=== Data provided ===
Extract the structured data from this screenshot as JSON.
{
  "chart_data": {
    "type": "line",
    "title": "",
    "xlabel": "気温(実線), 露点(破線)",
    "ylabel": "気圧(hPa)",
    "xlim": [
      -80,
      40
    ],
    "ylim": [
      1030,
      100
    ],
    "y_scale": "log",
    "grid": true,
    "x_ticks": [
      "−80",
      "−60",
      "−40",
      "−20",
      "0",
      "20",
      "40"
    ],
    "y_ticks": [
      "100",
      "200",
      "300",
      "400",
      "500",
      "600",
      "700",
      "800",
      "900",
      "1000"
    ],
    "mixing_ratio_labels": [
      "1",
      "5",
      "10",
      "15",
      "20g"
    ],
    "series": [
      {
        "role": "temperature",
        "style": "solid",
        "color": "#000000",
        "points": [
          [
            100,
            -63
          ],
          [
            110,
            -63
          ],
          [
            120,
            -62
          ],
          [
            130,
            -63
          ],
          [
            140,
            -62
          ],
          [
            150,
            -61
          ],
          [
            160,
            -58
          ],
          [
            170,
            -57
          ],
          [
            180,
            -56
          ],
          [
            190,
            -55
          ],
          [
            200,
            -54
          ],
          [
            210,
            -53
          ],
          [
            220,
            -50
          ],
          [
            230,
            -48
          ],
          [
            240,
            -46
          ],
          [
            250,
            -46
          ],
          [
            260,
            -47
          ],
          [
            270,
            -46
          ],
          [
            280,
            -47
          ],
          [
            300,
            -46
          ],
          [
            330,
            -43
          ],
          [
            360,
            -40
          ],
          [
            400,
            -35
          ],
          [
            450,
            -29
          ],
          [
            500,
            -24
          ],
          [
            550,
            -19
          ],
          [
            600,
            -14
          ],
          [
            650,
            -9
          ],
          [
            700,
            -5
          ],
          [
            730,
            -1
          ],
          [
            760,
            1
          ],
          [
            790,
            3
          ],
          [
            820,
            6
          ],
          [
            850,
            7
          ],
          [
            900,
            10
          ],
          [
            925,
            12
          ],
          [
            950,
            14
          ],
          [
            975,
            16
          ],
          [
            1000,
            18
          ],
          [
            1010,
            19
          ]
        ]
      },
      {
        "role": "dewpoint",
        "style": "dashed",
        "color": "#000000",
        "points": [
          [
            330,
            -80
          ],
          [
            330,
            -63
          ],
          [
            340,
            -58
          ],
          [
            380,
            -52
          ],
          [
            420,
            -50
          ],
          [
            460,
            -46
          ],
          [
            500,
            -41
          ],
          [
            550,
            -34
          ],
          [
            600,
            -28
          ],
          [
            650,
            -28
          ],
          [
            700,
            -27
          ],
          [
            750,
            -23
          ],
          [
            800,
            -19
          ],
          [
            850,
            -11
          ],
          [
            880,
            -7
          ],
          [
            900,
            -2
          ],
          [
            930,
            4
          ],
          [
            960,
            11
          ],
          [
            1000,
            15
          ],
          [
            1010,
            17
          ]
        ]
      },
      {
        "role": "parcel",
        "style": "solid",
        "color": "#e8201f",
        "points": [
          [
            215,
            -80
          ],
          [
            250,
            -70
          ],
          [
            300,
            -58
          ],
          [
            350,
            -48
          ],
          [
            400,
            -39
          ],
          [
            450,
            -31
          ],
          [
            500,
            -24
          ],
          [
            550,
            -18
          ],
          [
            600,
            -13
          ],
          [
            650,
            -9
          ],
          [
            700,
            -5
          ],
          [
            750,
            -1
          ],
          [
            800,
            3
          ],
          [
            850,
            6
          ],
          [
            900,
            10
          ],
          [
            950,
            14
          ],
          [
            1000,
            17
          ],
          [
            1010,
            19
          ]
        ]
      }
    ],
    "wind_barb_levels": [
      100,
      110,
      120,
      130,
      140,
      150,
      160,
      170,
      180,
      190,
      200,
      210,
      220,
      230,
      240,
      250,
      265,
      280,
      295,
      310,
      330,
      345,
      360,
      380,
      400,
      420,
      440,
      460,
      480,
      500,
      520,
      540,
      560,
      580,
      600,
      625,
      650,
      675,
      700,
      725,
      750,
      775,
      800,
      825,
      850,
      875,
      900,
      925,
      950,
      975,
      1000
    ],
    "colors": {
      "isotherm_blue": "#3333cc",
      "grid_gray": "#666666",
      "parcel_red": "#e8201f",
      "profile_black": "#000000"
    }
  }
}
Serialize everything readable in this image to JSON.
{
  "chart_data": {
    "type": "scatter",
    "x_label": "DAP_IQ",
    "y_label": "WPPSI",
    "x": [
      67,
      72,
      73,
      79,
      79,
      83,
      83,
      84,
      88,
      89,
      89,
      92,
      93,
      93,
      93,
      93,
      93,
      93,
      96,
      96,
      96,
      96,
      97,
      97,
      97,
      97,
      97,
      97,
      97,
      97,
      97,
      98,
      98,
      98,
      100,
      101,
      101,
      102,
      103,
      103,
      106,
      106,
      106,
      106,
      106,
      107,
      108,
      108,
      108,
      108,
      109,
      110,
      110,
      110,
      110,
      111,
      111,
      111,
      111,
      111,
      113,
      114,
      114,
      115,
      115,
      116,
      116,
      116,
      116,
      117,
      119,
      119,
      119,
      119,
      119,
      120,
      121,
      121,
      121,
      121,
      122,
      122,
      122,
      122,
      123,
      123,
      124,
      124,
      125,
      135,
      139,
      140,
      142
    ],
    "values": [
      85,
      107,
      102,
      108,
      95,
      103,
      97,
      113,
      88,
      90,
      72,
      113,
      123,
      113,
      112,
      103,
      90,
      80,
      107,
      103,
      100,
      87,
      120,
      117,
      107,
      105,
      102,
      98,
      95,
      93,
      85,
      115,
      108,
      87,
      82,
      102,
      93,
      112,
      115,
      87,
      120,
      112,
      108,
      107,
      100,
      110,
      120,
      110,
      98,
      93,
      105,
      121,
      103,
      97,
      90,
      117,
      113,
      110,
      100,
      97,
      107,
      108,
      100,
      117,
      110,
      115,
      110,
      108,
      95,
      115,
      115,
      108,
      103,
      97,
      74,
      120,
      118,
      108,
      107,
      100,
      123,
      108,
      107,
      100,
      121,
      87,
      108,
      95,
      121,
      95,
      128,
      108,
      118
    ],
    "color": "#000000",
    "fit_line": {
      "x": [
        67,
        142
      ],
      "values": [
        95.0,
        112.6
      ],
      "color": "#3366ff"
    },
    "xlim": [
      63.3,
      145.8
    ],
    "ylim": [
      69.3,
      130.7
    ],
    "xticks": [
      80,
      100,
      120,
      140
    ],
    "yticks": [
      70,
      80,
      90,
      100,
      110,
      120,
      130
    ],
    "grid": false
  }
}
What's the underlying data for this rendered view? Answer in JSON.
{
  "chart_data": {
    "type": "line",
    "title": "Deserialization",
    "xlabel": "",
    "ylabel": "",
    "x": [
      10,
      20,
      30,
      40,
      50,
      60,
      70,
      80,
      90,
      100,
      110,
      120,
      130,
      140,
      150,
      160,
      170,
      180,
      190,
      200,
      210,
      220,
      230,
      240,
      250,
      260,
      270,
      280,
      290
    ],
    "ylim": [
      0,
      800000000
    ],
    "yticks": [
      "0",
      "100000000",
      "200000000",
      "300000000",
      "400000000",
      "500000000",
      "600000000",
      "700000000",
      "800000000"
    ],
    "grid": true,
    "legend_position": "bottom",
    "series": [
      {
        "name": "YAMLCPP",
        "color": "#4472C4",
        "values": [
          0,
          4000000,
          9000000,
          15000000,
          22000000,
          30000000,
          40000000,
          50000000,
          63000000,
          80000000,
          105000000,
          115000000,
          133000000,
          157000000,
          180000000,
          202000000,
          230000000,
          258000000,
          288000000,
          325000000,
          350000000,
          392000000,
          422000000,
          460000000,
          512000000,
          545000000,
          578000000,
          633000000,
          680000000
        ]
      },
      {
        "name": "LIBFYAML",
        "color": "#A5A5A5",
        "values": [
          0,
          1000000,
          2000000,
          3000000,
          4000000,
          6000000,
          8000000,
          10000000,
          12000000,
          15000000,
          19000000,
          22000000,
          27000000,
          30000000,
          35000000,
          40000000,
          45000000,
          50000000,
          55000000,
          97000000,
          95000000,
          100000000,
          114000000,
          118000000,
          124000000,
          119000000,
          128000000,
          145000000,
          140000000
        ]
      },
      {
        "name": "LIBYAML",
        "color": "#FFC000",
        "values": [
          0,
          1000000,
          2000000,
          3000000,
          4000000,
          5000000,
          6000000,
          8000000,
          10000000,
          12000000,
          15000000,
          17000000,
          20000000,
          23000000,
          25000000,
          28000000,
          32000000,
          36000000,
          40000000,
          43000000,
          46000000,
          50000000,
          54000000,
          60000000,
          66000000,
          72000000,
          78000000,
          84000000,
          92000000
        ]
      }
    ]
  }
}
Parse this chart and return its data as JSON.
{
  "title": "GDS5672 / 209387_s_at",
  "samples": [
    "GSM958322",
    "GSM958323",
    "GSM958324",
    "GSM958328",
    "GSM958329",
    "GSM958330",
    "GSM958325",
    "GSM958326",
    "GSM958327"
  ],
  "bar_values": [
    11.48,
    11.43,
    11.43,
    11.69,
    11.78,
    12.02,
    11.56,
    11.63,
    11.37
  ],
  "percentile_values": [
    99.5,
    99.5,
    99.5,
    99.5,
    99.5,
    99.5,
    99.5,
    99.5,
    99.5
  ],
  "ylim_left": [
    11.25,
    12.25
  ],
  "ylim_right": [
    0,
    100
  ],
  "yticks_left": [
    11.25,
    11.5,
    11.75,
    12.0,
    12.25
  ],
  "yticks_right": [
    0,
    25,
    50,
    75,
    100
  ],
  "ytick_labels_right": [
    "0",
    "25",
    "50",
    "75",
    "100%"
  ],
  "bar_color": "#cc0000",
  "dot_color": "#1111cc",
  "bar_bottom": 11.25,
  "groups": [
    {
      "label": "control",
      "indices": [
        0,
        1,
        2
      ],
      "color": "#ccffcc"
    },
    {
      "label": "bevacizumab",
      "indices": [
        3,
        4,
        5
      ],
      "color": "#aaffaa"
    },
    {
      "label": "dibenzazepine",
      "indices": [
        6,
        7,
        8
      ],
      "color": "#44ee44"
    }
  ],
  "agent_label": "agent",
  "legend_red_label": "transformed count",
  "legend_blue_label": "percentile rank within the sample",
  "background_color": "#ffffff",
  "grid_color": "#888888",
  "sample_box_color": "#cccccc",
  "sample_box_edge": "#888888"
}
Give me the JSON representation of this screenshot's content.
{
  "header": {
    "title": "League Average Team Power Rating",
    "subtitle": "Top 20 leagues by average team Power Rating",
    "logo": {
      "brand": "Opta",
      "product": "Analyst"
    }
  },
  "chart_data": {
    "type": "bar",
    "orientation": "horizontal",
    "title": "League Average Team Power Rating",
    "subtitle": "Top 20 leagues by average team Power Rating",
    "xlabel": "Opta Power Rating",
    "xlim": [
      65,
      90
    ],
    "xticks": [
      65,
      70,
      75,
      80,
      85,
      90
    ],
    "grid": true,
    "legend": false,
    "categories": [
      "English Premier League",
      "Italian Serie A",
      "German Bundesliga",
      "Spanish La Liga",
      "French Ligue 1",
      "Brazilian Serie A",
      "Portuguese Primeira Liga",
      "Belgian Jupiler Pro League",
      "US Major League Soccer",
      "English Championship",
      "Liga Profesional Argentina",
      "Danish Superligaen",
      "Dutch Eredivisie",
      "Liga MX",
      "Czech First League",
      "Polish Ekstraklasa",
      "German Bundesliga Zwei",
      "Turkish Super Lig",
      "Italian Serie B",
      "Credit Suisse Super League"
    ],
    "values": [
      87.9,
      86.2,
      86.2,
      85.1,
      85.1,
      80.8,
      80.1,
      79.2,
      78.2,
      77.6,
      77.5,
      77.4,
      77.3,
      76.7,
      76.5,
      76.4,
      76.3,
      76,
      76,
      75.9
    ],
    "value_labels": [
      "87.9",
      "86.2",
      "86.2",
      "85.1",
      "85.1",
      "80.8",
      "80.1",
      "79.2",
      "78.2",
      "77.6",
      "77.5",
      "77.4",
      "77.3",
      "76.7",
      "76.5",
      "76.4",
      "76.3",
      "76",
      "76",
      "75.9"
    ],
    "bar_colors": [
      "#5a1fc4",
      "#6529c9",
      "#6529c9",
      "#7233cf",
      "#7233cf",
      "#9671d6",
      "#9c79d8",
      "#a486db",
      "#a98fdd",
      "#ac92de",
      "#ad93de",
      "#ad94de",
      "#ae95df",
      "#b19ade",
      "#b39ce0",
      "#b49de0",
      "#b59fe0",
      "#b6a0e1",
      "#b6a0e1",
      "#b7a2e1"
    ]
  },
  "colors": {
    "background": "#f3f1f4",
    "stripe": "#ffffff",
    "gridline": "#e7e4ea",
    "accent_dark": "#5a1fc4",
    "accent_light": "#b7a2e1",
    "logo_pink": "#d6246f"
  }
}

=== Goal of the exercise ===
Find each line that has the word "English", then copy it out.

=== Solved exercise ===
      "English Premier League",
      "English Championship",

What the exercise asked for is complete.